→ **Task statement**
Select all lines holding the word "handle" from the entries that follow.

→ **Dataset excerpt**
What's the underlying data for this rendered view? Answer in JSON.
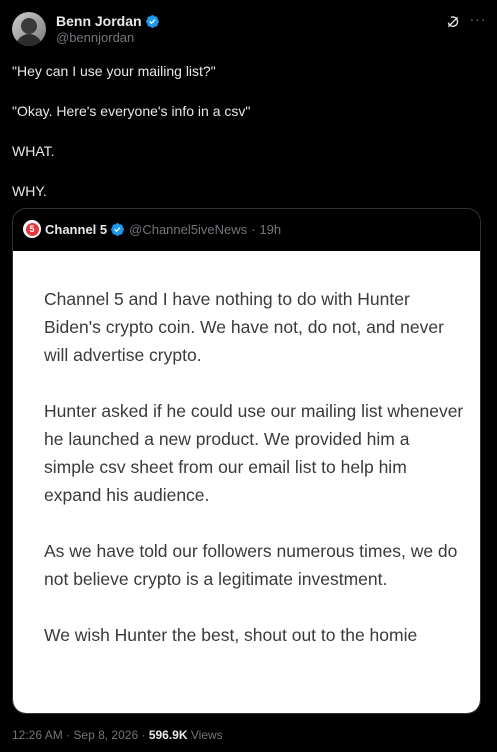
{
  "author": {
    "display_name": "Benn Jordan",
    "handle": "@bennjordan"
  },
  "post_text": [
    "\"Hey can I use your mailing list?\"",
    "\"Okay. Here's everyone's info in a csv\"",
    "WHAT.",
    "WHY."
  ],
  "quoted": {
    "display_name": "Channel 5",
    "handle": "@Channel5iveNews",
    "separator": "·",
    "time": "19h",
    "image_text": [
      "Channel 5 and I have nothing to do with Hunter Biden's crypto coin. We have not, do not, and never will advertise crypto.",
      "Hunter asked if he could use our mailing list whenever he launched a new product. We provided him a simple csv sheet from our email list to help him expand his audience.",
      "As we have told our followers numerous times, we do not believe crypto is a legitimate investment.",
      "We wish Hunter the best, shout out to the homie"
    ]
  },
  "footer": {
    "time": "12:26 AM",
    "sep1": "·",
    "date": "Sep 8, 2026",
    "sep2": "·",
    "views_count": "596.9K",
    "views_label": "Views"
  },
  "colors": {
    "background": "#000000",
    "verified_blue": "#1d9bf0",
    "muted": "#71767b",
    "channel5_red": "#e4383f"
  },
  "icons": [
    "verified-badge-icon",
    "grok-icon",
    "more-options-icon",
    "channel5-logo"
  ]
}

→ **Result**
    "handle": "@bennjordan"
    "handle": "@Channel5iveNews",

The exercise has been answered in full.